**Request**
Wherever a line below holds the word "Conversation", copy that line.

**Available data**
[start]

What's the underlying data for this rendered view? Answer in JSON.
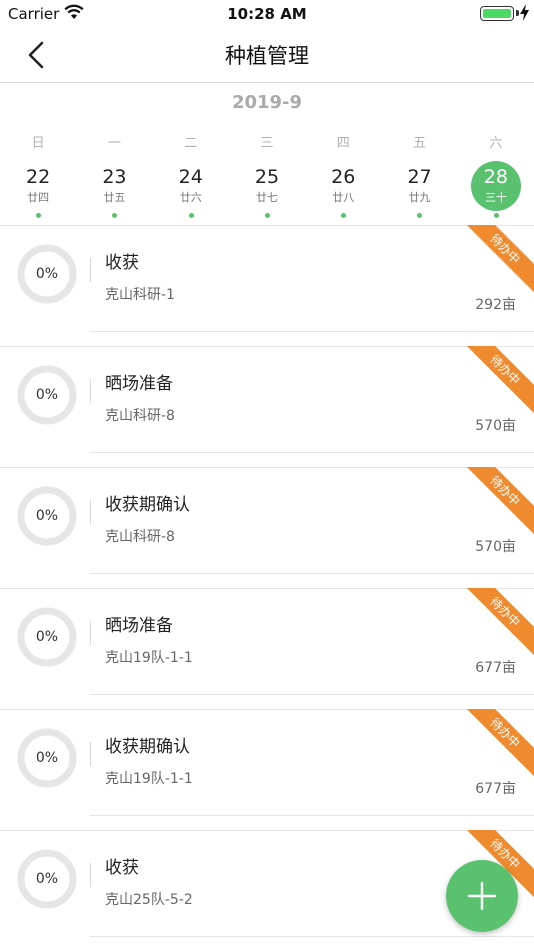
{
  "status_bar": {
    "carrier": "Carrier",
    "time": "10:28 AM",
    "battery_level": 1.0,
    "icons": [
      "wifi-icon",
      "battery-icon",
      "charging-bolt-icon"
    ]
  },
  "nav": {
    "title": "种植管理",
    "back_icon": "chevron-left-icon"
  },
  "calendar": {
    "month": "2019-9",
    "weekdays": [
      "日",
      "一",
      "二",
      "三",
      "四",
      "五",
      "六"
    ],
    "days": [
      {
        "day": "22",
        "lunar": "廿四",
        "has_task": true,
        "selected": false
      },
      {
        "day": "23",
        "lunar": "廿五",
        "has_task": true,
        "selected": false
      },
      {
        "day": "24",
        "lunar": "廿六",
        "has_task": true,
        "selected": false
      },
      {
        "day": "25",
        "lunar": "廿七",
        "has_task": true,
        "selected": false
      },
      {
        "day": "26",
        "lunar": "廿八",
        "has_task": true,
        "selected": false
      },
      {
        "day": "27",
        "lunar": "廿九",
        "has_task": true,
        "selected": false
      },
      {
        "day": "28",
        "lunar": "三十",
        "has_task": true,
        "selected": true
      }
    ]
  },
  "tasks": [
    {
      "progress_label": "0%",
      "progress": 0,
      "title": "收获",
      "field": "克山科研-1",
      "area": "292亩",
      "status": "待办中"
    },
    {
      "progress_label": "0%",
      "progress": 0,
      "title": "晒场准备",
      "field": "克山科研-8",
      "area": "570亩",
      "status": "待办中"
    },
    {
      "progress_label": "0%",
      "progress": 0,
      "title": "收获期确认",
      "field": "克山科研-8",
      "area": "570亩",
      "status": "待办中"
    },
    {
      "progress_label": "0%",
      "progress": 0,
      "title": "晒场准备",
      "field": "克山19队-1-1",
      "area": "677亩",
      "status": "待办中"
    },
    {
      "progress_label": "0%",
      "progress": 0,
      "title": "收获期确认",
      "field": "克山19队-1-1",
      "area": "677亩",
      "status": "待办中"
    },
    {
      "progress_label": "0%",
      "progress": 0,
      "title": "收获",
      "field": "克山25队-5-2",
      "area": "",
      "status": "待办中"
    }
  ],
  "fab": {
    "icon": "plus-icon"
  },
  "colors": {
    "accent": "#5ac26f",
    "status_badge": "#f08a2e",
    "ring": "#e6e6e6"
  }
}
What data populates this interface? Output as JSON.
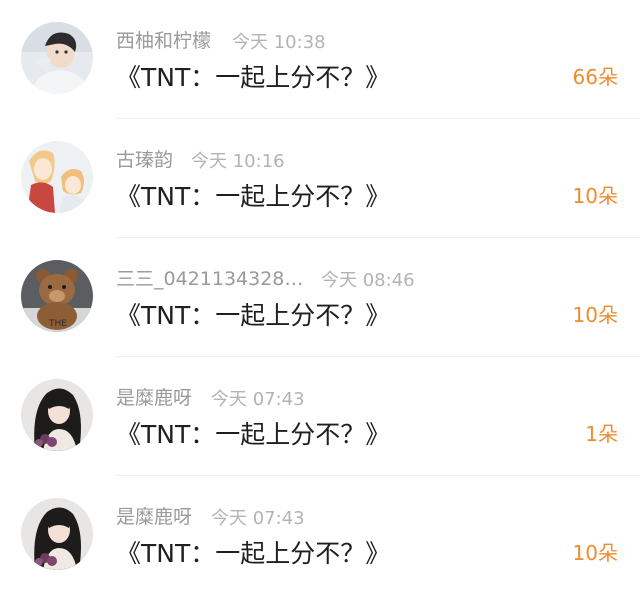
{
  "accent_color": "#f08c2f",
  "gift_records": [
    {
      "avatar_icon": "user-avatar-photo",
      "user_name": "西柚和柠檬",
      "time": "今天 10:38",
      "message": "《TNT：一起上分不？》",
      "count": "66朵"
    },
    {
      "avatar_icon": "user-avatar-photo",
      "user_name": "古瑧韵",
      "time": "今天 10:16",
      "message": "《TNT：一起上分不？》",
      "count": "10朵"
    },
    {
      "avatar_icon": "user-avatar-photo",
      "user_name": "三三_0421134328…",
      "time": "今天 08:46",
      "message": "《TNT：一起上分不？》",
      "count": "10朵"
    },
    {
      "avatar_icon": "user-avatar-photo",
      "user_name": "是糜鹿呀",
      "time": "今天 07:43",
      "message": "《TNT：一起上分不？》",
      "count": "1朵"
    },
    {
      "avatar_icon": "user-avatar-photo",
      "user_name": "是糜鹿呀",
      "time": "今天 07:43",
      "message": "《TNT：一起上分不？》",
      "count": "10朵"
    }
  ]
}
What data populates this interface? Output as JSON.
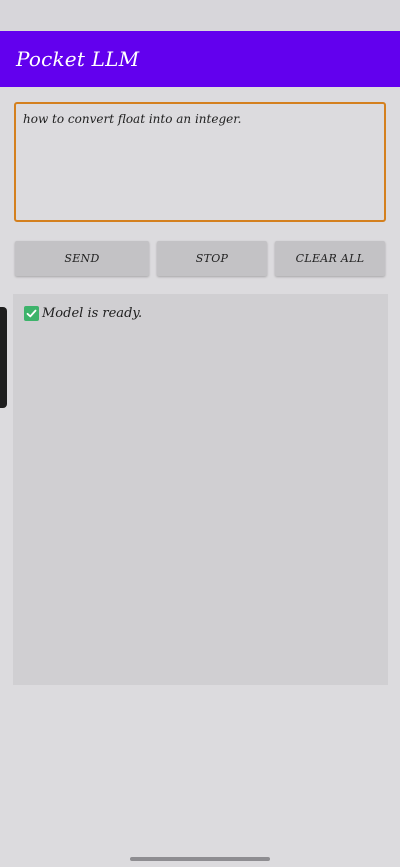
{
  "app": {
    "title": "Pocket LLM"
  },
  "prompt": {
    "value": "how to convert float into an integer."
  },
  "buttons": {
    "send": "SEND",
    "stop": "STOP",
    "clear_all": "CLEAR ALL"
  },
  "output": {
    "status_icon": "check-icon",
    "status_text": "Model is ready."
  },
  "colors": {
    "app_bar": "#6200ee",
    "input_border": "#d4801e",
    "check": "#3db36b",
    "background": "#dcdbde"
  }
}
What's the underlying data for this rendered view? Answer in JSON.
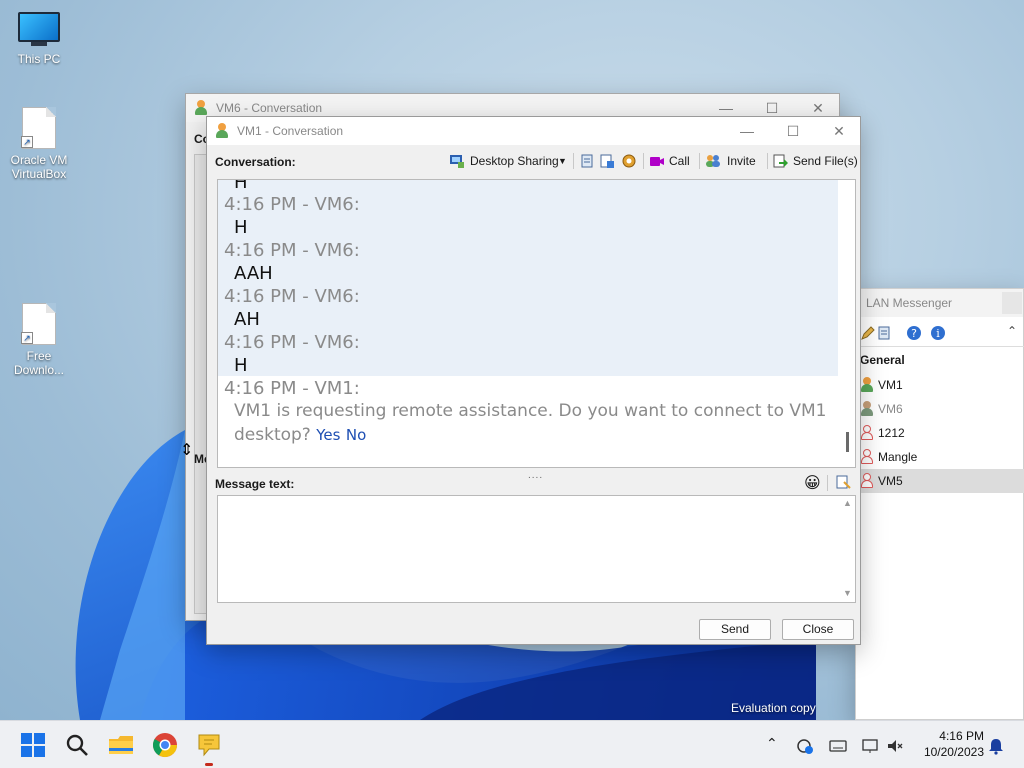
{
  "desktop": {
    "icons": [
      {
        "label": "This PC"
      },
      {
        "label": "Oracle VM VirtualBox"
      },
      {
        "label": "Free Downlo..."
      }
    ],
    "watermark": "Evaluation copy"
  },
  "vm6_window": {
    "title": "VM6 - Conversation",
    "conv_label_partial": "Co",
    "msg_label_partial": "Me"
  },
  "lan_window": {
    "title": "LAN Messenger",
    "group": "General",
    "contacts": [
      {
        "name": "VM1",
        "status": "online"
      },
      {
        "name": "VM6",
        "status": "away"
      },
      {
        "name": "1212",
        "status": "offline"
      },
      {
        "name": "Mangle",
        "status": "offline"
      },
      {
        "name": "VM5",
        "status": "offline",
        "selected": true
      }
    ]
  },
  "vm1_window": {
    "title": "VM1 - Conversation",
    "conversation_label": "Conversation:",
    "toolbar": {
      "desktop_sharing": "Desktop Sharing",
      "call": "Call",
      "invite": "Invite",
      "send_files": "Send File(s)"
    },
    "messages": [
      {
        "header": "4:16 PM - VM6:",
        "body": "H"
      },
      {
        "header": "4:16 PM - VM6:",
        "body": "AAH"
      },
      {
        "header": "4:16 PM - VM6:",
        "body": "AH"
      },
      {
        "header": "4:16 PM - VM6:",
        "body": "H"
      }
    ],
    "partial_top": "H",
    "system_message": {
      "header": "4:16 PM - VM1:",
      "text_line1": "VM1 is requesting remote assistance. Do you want to connect to VM1",
      "text_line2": "desktop?",
      "yes": "Yes",
      "no": "No"
    },
    "message_text_label": "Message text:",
    "message_value": "",
    "send_button": "Send",
    "close_button": "Close"
  },
  "taskbar": {
    "time": "4:16 PM",
    "date": "10/20/2023"
  }
}
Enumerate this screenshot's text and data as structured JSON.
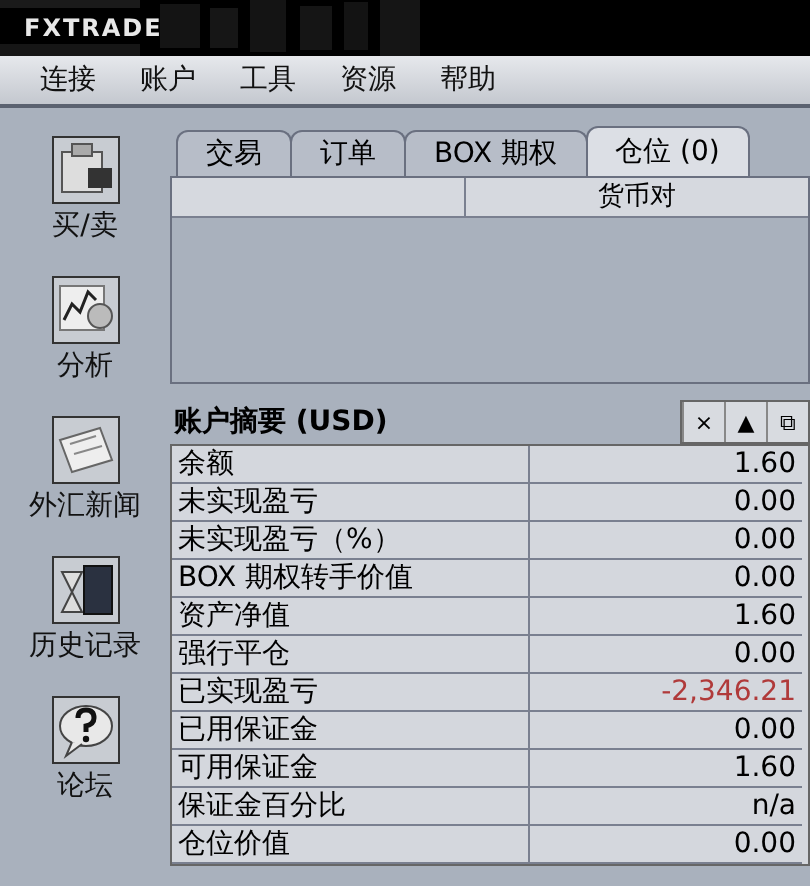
{
  "header": {
    "logo": "FXTRADE"
  },
  "menu": [
    "连接",
    "账户",
    "工具",
    "资源",
    "帮助"
  ],
  "sidebar": {
    "items": [
      {
        "label": "买/卖",
        "kind": "trade"
      },
      {
        "label": "分析",
        "kind": "chart"
      },
      {
        "label": "外汇新闻",
        "kind": "news"
      },
      {
        "label": "历史记录",
        "kind": "history"
      },
      {
        "label": "论坛",
        "kind": "forum"
      }
    ]
  },
  "tabs": [
    {
      "label": "交易",
      "selected": false
    },
    {
      "label": "订单",
      "selected": false
    },
    {
      "label": "BOX 期权",
      "selected": false
    },
    {
      "label": "仓位 (0)",
      "selected": true
    }
  ],
  "positions_table": {
    "columns": [
      "货币对"
    ]
  },
  "summary": {
    "title": "账户摘要 (USD)",
    "buttons": [
      "×",
      "▲",
      "⧉"
    ],
    "rows": [
      {
        "label": "余额",
        "value": "1.60",
        "color": "#000000"
      },
      {
        "label": "未实现盈亏",
        "value": "0.00",
        "color": "#000000"
      },
      {
        "label": "未实现盈亏（%）",
        "value": "0.00",
        "color": "#000000"
      },
      {
        "label": "BOX 期权转手价值",
        "value": "0.00",
        "color": "#000000"
      },
      {
        "label": "资产净值",
        "value": "1.60",
        "color": "#000000"
      },
      {
        "label": "强行平仓",
        "value": "0.00",
        "color": "#000000"
      },
      {
        "label": "已实现盈亏",
        "value": "-2,346.21",
        "color": "#b03a3a"
      },
      {
        "label": "已用保证金",
        "value": "0.00",
        "color": "#000000"
      },
      {
        "label": "可用保证金",
        "value": "1.60",
        "color": "#000000"
      },
      {
        "label": "保证金百分比",
        "value": "n/a",
        "color": "#000000"
      },
      {
        "label": "仓位价值",
        "value": "0.00",
        "color": "#000000"
      }
    ]
  }
}
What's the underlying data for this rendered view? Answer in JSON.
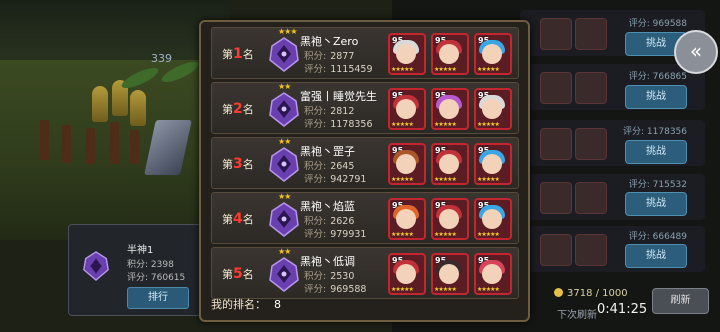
{
  "colors": {
    "rank_red": "#ff3b2f",
    "star_gold": "#f6c21a",
    "frame_red": "#c2262f",
    "dialog_bg": "#24201b",
    "emblem_purple": "#6a3fb0"
  },
  "dialog": {
    "my_rank_label": "我的排名：",
    "my_rank_value": "8",
    "score_key": "积分:",
    "rating_key": "评分:",
    "rows": [
      {
        "rank_prefix": "第",
        "rank_num": "1",
        "rank_suffix": "名",
        "stars": "★★★",
        "name": "黑袍丶Zero",
        "points": "2877",
        "rating": "1115459",
        "heroes": [
          {
            "level": "95",
            "hair": "#d9d9d9"
          },
          {
            "level": "95",
            "hair": "#c0313a"
          },
          {
            "level": "95",
            "hair": "#39a7e6"
          }
        ]
      },
      {
        "rank_prefix": "第",
        "rank_num": "2",
        "rank_suffix": "名",
        "stars": "★★",
        "name": "富强丨睡觉先生",
        "points": "2812",
        "rating": "1178356",
        "heroes": [
          {
            "level": "95",
            "hair": "#c0313a"
          },
          {
            "level": "95",
            "hair": "#b95bd0"
          },
          {
            "level": "95",
            "hair": "#d9d9d9"
          }
        ]
      },
      {
        "rank_prefix": "第",
        "rank_num": "3",
        "rank_suffix": "名",
        "stars": "★★",
        "name": "黑袍丶罡子",
        "points": "2645",
        "rating": "942791",
        "heroes": [
          {
            "level": "95",
            "hair": "#a9572b"
          },
          {
            "level": "95",
            "hair": "#c0313a"
          },
          {
            "level": "95",
            "hair": "#39a7e6"
          }
        ]
      },
      {
        "rank_prefix": "第",
        "rank_num": "4",
        "rank_suffix": "名",
        "stars": "★★",
        "name": "黑袍丶焰蓝",
        "points": "2626",
        "rating": "979931",
        "heroes": [
          {
            "level": "95",
            "hair": "#e0652b"
          },
          {
            "level": "95",
            "hair": "#c0313a"
          },
          {
            "level": "95",
            "hair": "#39a7e6"
          }
        ]
      },
      {
        "rank_prefix": "第",
        "rank_num": "5",
        "rank_suffix": "名",
        "stars": "★★",
        "name": "黑袍丶低调",
        "points": "2530",
        "rating": "969588",
        "heroes": [
          {
            "level": "95",
            "hair": "#c0313a"
          },
          {
            "level": "95",
            "hair": "#3a2a2a"
          },
          {
            "level": "95",
            "hair": "#d8435a"
          }
        ]
      }
    ]
  },
  "background": {
    "self_card": {
      "name": "半神1",
      "points_line": "积分: 2398",
      "rating_line": "评分: 760615",
      "button": "排行"
    },
    "side_rows": [
      {
        "score": "评分: 969588",
        "button": "挑战"
      },
      {
        "score": "评分: 766865",
        "button": "挑战"
      },
      {
        "score": "评分: 1178356",
        "button": "挑战"
      },
      {
        "score": "评分: 715532",
        "button": "挑战"
      },
      {
        "score": "评分: 666489",
        "button": "挑战"
      }
    ],
    "top_stat": "339",
    "coins": "3718 / 1000",
    "refresh_label": "下次刷新",
    "refresh_time": "0:41:25",
    "refresh_button": "刷新",
    "back_icon": "double-chevron-left-icon"
  }
}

[end]

**Answer for this exercise**
    "title": "VM6 - Conversation",
    "title": "VM1 - Conversation",
    "conversation_label": "Conversation:",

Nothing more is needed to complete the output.